*** Entries shown ***
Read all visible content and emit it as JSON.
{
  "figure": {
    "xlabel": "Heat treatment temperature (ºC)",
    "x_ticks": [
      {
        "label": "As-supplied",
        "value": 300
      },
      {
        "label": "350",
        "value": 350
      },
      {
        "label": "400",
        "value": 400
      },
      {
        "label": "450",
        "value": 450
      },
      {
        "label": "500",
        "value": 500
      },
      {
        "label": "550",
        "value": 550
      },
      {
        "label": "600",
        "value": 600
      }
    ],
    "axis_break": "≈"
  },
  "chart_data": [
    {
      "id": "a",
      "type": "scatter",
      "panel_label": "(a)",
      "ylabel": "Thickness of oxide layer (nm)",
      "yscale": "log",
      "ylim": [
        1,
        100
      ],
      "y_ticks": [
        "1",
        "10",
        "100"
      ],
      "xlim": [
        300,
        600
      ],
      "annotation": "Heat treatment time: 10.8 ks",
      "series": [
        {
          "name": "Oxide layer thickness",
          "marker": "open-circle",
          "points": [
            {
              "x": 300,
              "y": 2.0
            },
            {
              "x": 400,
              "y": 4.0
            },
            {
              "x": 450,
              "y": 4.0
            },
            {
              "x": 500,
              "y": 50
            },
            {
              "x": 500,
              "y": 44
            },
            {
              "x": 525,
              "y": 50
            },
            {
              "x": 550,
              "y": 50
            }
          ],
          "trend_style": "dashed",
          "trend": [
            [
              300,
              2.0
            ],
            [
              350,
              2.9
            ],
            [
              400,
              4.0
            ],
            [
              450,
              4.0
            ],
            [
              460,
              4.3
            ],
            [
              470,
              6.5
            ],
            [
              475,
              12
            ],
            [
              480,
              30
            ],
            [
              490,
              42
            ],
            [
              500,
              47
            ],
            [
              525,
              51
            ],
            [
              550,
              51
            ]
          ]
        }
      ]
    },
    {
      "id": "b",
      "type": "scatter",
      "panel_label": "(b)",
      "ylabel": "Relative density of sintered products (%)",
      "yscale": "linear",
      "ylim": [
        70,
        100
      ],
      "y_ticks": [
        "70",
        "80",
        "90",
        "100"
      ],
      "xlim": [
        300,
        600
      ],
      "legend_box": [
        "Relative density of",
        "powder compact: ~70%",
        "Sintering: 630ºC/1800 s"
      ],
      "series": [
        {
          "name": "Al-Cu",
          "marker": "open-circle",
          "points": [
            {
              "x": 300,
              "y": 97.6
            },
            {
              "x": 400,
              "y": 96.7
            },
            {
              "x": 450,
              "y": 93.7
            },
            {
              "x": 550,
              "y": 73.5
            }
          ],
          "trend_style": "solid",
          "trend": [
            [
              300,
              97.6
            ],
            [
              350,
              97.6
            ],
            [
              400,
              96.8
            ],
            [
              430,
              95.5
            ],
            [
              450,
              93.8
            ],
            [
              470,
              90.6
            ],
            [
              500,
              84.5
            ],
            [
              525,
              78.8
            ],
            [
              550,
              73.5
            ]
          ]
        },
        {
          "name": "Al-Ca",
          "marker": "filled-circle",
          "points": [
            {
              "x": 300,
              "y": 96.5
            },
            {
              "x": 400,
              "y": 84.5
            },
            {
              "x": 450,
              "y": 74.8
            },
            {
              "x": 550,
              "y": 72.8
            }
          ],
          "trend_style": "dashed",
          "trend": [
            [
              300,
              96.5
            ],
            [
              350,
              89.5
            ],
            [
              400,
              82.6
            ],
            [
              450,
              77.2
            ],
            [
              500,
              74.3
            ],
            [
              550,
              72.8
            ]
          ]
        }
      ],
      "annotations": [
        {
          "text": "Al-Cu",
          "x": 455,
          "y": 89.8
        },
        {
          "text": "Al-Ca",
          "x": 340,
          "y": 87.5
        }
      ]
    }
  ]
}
***
- [Task to complete]: Copy every line of the material, please, keeping it exactly the same.

- [Solution]:
Read all visible content and emit it as JSON.
{
  "figure": {
    "xlabel": "Heat treatment temperature (ºC)",
    "x_ticks": [
      {
        "label": "As-supplied",
        "value": 300
      },
      {
        "label": "350",
        "value": 350
      },
      {
        "label": "400",
        "value": 400
      },
      {
        "label": "450",
        "value": 450
      },
      {
        "label": "500",
        "value": 500
      },
      {
        "label": "550",
        "value": 550
      },
      {
        "label": "600",
        "value": 600
      }
    ],
    "axis_break": "≈"
  },
  "chart_data": [
    {
      "id": "a",
      "type": "scatter",
      "panel_label": "(a)",
      "ylabel": "Thickness of oxide layer (nm)",
      "yscale": "log",
      "ylim": [
        1,
        100
      ],
      "y_ticks": [
        "1",
        "10",
        "100"
      ],
      "xlim": [
        300,
        600
      ],
      "annotation": "Heat treatment time: 10.8 ks",
      "series": [
        {
          "name": "Oxide layer thickness",
          "marker": "open-circle",
          "points": [
            {
              "x": 300,
              "y": 2.0
            },
            {
              "x": 400,
              "y": 4.0
            },
            {
              "x": 450,
              "y": 4.0
            },
            {
              "x": 500,
              "y": 50
            },
            {
              "x": 500,
              "y": 44
            },
            {
              "x": 525,
              "y": 50
            },
            {
              "x": 550,
              "y": 50
            }
          ],
          "trend_style": "dashed",
          "trend": [
            [
              300,
              2.0
            ],
            [
              350,
              2.9
            ],
            [
              400,
              4.0
            ],
            [
              450,
              4.0
            ],
            [
              460,
              4.3
            ],
            [
              470,
              6.5
            ],
            [
              475,
              12
            ],
            [
              480,
              30
            ],
            [
              490,
              42
            ],
            [
              500,
              47
            ],
            [
              525,
              51
            ],
            [
              550,
              51
            ]
          ]
        }
      ]
    },
    {
      "id": "b",
      "type": "scatter",
      "panel_label": "(b)",
      "ylabel": "Relative density of sintered products (%)",
      "yscale": "linear",
      "ylim": [
        70,
        100
      ],
      "y_ticks": [
        "70",
        "80",
        "90",
        "100"
      ],
      "xlim": [
        300,
        600
      ],
      "legend_box": [
        "Relative density of",
        "powder compact: ~70%",
        "Sintering: 630ºC/1800 s"
      ],
      "series": [
        {
          "name": "Al-Cu",
          "marker": "open-circle",
          "points": [
            {
              "x": 300,
              "y": 97.6
            },
            {
              "x": 400,
              "y": 96.7
            },
            {
              "x": 450,
              "y": 93.7
            },
            {
              "x": 550,
              "y": 73.5
            }
          ],
          "trend_style": "solid",
          "trend": [
            [
              300,
              97.6
            ],
            [
              350,
              97.6
            ],
            [
              400,
              96.8
            ],
            [
              430,
              95.5
            ],
            [
              450,
              93.8
            ],
            [
              470,
              90.6
            ],
            [
              500,
              84.5
            ],
            [
              525,
              78.8
            ],
            [
              550,
              73.5
            ]
          ]
        },
        {
          "name": "Al-Ca",
          "marker": "filled-circle",
          "points": [
            {
              "x": 300,
              "y": 96.5
            },
            {
              "x": 400,
              "y": 84.5
            },
            {
              "x": 450,
              "y": 74.8
            },
            {
              "x": 550,
              "y": 72.8
            }
          ],
          "trend_style": "dashed",
          "trend": [
            [
              300,
              96.5
            ],
            [
              350,
              89.5
            ],
            [
              400,
              82.6
            ],
            [
              450,
              77.2
            ],
            [
              500,
              74.3
            ],
            [
              550,
              72.8
            ]
          ]
        }
      ],
      "annotations": [
        {
          "text": "Al-Cu",
          "x": 455,
          "y": 89.8
        },
        {
          "text": "Al-Ca",
          "x": 340,
          "y": 87.5
        }
      ]
    }
  ]
}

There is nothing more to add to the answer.